_Given instruction_:
Write every line of the material out exactly as shown.

------------------------------

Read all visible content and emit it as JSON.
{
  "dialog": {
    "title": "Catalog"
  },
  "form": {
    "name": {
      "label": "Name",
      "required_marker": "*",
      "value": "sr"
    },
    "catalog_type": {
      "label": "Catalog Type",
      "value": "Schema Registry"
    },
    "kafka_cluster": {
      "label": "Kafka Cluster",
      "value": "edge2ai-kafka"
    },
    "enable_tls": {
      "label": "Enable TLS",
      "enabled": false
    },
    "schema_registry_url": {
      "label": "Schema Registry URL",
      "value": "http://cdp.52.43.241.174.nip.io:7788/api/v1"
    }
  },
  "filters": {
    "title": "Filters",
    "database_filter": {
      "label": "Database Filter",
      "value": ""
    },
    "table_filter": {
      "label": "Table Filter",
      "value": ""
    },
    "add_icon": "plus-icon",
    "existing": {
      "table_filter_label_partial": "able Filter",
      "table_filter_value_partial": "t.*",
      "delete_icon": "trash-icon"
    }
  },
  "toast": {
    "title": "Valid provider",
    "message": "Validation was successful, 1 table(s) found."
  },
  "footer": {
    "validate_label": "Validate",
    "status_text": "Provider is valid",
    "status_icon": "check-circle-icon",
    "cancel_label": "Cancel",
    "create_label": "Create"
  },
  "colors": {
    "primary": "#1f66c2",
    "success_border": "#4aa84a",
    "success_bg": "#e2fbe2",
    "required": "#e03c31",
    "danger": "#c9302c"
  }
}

------------------------------

_Exercise answer_:
Read all visible content and emit it as JSON.
{
  "dialog": {
    "title": "Catalog"
  },
  "form": {
    "name": {
      "label": "Name",
      "required_marker": "*",
      "value": "sr"
    },
    "catalog_type": {
      "label": "Catalog Type",
      "value": "Schema Registry"
    },
    "kafka_cluster": {
      "label": "Kafka Cluster",
      "value": "edge2ai-kafka"
    },
    "enable_tls": {
      "label": "Enable TLS",
      "enabled": false
    },
    "schema_registry_url": {
      "label": "Schema Registry URL",
      "value": "http://cdp.52.43.241.174.nip.io:7788/api/v1"
    }
  },
  "filters": {
    "title": "Filters",
    "database_filter": {
      "label": "Database Filter",
      "value": ""
    },
    "table_filter": {
      "label": "Table Filter",
      "value": ""
    },
    "add_icon": "plus-icon",
    "existing": {
      "table_filter_label_partial": "able Filter",
      "table_filter_value_partial": "t.*",
      "delete_icon": "trash-icon"
    }
  },
  "toast": {
    "title": "Valid provider",
    "message": "Validation was successful, 1 table(s) found."
  },
  "footer": {
    "validate_label": "Validate",
    "status_text": "Provider is valid",
    "status_icon": "check-circle-icon",
    "cancel_label": "Cancel",
    "create_label": "Create"
  },
  "colors": {
    "primary": "#1f66c2",
    "success_border": "#4aa84a",
    "success_bg": "#e2fbe2",
    "required": "#e03c31",
    "danger": "#c9302c"
  }
}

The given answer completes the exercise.